▶ **Problem requirements**: Look through the data below. Pick out the lines holding the string "have".

━━━ Excerpted records

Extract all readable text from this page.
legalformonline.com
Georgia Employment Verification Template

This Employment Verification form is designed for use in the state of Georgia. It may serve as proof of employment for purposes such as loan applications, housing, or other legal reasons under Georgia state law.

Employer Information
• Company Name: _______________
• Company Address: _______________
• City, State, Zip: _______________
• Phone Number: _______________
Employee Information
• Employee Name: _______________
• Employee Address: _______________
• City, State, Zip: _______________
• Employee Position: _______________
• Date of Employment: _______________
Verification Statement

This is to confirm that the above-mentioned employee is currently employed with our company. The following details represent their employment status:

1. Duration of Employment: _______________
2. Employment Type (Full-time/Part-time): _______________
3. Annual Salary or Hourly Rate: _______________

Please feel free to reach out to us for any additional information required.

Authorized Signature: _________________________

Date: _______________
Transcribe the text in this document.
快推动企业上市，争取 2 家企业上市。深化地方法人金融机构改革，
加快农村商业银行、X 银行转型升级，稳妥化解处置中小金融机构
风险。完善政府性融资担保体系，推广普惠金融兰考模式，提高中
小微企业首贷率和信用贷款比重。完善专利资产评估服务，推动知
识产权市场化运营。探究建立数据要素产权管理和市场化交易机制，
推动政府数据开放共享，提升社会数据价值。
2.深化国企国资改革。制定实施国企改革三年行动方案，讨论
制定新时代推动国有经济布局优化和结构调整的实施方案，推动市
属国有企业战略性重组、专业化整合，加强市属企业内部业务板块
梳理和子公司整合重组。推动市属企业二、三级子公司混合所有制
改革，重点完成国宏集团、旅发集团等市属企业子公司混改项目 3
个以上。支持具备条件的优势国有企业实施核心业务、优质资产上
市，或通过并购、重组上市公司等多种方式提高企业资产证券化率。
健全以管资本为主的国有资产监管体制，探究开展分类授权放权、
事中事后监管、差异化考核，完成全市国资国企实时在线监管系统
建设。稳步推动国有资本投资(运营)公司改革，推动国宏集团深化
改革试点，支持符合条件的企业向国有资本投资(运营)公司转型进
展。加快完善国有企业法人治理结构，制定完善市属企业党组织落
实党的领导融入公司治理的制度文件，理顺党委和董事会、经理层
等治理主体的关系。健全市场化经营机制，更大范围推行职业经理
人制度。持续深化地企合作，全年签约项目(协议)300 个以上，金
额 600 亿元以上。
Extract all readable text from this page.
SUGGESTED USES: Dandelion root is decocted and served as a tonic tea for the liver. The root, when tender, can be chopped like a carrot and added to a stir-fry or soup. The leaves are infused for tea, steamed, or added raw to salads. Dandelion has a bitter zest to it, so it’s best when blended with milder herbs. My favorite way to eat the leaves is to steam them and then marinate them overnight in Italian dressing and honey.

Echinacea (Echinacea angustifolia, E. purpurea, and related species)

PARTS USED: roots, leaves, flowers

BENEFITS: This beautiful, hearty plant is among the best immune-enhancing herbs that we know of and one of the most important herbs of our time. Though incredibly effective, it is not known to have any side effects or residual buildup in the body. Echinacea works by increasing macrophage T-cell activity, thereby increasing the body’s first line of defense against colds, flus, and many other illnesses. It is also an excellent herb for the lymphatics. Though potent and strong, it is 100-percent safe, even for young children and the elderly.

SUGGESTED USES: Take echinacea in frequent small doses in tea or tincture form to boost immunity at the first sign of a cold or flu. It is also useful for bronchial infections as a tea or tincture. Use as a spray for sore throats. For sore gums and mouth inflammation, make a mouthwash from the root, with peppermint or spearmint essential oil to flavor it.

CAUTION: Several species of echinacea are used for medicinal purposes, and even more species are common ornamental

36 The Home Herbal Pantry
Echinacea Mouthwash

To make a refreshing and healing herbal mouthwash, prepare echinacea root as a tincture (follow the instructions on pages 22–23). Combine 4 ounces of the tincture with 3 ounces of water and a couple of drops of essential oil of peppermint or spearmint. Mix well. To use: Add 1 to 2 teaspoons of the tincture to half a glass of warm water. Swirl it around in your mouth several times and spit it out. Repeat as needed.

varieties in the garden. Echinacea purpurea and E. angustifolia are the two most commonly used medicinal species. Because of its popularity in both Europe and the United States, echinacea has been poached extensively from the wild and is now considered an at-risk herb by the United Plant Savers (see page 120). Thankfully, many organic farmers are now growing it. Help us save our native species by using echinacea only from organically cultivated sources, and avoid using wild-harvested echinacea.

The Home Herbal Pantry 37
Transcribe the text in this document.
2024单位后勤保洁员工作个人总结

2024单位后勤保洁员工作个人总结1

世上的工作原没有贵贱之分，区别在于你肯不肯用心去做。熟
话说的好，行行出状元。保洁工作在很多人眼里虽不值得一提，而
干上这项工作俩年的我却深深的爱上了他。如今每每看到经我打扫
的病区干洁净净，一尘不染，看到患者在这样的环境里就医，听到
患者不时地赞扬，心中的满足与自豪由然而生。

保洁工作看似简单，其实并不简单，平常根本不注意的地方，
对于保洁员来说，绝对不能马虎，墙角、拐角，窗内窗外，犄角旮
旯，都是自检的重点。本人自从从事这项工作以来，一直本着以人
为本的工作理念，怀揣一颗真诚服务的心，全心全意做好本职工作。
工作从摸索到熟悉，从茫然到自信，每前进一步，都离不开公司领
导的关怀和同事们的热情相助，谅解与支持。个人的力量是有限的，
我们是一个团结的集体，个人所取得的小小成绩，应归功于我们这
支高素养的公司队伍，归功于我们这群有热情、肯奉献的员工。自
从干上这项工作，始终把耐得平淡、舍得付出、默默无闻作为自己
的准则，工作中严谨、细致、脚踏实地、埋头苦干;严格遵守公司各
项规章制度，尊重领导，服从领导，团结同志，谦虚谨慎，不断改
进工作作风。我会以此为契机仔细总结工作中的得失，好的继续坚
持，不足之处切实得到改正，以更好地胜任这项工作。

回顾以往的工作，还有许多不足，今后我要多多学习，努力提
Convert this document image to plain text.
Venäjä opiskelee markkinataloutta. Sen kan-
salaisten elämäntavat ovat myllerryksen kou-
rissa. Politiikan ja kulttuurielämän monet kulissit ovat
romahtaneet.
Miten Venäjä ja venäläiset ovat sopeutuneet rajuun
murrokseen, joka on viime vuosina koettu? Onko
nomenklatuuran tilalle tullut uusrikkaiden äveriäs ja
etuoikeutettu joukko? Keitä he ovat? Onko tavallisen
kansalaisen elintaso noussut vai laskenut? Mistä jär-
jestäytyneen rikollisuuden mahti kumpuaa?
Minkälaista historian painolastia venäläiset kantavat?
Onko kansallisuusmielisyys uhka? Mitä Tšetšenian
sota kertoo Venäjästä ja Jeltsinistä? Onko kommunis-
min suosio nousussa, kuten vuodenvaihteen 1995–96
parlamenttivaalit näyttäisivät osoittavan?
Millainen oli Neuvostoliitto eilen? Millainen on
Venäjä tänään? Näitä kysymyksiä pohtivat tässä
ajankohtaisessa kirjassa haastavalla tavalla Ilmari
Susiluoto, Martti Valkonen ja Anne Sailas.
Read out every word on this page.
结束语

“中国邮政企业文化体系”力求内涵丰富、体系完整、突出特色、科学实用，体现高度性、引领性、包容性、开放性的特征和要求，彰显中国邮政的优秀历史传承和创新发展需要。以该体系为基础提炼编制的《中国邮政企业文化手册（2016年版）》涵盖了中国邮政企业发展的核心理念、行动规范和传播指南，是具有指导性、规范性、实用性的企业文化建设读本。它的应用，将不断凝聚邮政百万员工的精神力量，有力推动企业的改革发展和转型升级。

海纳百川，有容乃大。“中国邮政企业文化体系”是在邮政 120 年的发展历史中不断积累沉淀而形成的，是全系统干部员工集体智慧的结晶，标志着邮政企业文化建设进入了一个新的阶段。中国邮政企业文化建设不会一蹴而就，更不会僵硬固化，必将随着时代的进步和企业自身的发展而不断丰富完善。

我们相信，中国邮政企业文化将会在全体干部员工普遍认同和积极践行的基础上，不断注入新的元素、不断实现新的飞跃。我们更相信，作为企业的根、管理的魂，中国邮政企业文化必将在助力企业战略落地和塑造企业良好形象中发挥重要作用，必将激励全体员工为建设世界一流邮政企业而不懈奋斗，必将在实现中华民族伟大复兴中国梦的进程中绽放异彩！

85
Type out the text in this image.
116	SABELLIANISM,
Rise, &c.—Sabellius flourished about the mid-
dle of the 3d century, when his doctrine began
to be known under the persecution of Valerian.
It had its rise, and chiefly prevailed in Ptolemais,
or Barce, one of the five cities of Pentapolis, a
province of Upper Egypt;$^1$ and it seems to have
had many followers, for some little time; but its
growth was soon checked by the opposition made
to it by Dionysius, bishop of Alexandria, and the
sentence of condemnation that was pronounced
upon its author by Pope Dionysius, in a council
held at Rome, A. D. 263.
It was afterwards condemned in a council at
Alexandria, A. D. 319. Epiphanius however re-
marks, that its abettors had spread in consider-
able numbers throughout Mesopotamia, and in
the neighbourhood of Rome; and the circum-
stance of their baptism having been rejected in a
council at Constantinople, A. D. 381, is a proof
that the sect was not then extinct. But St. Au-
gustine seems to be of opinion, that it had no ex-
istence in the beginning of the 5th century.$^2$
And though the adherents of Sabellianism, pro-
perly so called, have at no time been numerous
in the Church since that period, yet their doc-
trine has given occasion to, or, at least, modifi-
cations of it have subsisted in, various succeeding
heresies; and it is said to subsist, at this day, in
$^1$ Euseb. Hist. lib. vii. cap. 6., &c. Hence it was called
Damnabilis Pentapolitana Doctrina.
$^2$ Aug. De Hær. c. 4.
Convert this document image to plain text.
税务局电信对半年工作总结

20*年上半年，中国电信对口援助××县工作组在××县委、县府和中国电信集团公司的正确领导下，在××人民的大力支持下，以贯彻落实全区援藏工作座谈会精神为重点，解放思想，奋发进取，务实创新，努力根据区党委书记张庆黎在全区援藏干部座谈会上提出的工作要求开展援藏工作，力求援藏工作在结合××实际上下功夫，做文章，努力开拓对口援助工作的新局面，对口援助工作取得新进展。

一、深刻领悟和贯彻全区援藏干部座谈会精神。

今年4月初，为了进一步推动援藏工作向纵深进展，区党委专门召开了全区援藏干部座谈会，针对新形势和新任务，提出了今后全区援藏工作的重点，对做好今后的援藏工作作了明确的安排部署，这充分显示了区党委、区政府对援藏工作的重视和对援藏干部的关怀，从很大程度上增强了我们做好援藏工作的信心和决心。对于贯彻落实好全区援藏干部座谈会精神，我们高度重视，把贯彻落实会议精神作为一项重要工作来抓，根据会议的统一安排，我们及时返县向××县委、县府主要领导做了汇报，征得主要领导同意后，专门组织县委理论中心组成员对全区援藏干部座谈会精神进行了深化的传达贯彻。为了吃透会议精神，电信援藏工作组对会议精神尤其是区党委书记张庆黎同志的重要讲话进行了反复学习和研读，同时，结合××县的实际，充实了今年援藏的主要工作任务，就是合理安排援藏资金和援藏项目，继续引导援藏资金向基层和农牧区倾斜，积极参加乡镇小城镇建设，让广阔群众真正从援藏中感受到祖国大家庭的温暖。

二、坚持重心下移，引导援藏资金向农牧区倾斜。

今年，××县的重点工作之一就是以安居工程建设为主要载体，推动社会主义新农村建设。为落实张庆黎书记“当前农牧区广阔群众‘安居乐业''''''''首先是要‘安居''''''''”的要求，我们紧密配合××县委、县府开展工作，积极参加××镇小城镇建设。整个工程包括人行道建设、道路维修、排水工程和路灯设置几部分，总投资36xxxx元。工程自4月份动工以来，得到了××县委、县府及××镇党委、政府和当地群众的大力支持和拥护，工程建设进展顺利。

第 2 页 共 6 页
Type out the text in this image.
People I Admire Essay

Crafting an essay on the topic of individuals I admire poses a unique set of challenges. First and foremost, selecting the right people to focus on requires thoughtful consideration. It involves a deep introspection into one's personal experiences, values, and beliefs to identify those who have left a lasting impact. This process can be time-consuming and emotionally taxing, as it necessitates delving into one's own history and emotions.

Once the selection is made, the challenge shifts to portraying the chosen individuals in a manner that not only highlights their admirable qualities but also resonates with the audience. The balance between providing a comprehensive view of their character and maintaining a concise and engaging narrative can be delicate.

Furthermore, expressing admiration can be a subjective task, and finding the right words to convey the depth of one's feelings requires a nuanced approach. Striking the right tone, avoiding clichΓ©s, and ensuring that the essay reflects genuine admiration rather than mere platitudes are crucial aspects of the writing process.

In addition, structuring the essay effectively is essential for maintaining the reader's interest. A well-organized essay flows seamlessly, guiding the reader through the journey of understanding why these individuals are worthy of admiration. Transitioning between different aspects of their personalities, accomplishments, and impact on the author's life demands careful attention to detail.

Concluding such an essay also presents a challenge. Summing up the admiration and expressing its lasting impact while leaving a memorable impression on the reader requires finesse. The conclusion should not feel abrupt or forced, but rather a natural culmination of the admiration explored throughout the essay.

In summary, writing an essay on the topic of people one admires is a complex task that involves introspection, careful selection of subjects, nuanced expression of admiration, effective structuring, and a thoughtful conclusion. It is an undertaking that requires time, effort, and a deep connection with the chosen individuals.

━━━━━━

▶ **Exercise solution**:
BENEFITS: This beautiful, hearty plant is among the best immune-enhancing herbs that we know of and one of the most important herbs of our time. Though incredibly effective, it is not known to have any side effects or residual buildup in the body. Echinacea works by increasing macrophage T-cell activity, thereby increasing the body’s first line of defense against colds, flus, and many other illnesses. It is also an excellent herb for the lymphatics. Though potent and strong, it is 100-percent safe, even for young children and the elderly.
province of Upper Egypt;$^1$ and it seems to have
perly so called, have at no time been numerous
cations of it have subsisted in, various succeeding
Crafting an essay on the topic of individuals I admire poses a unique set of challenges. First and foremost, selecting the right people to focus on requires thoughtful consideration. It involves a deep introspection into one's personal experiences, values, and beliefs to identify those who have left a lasting impact. This process can be time-consuming and emotionally taxing, as it necessitates delving into one's own history and emotions.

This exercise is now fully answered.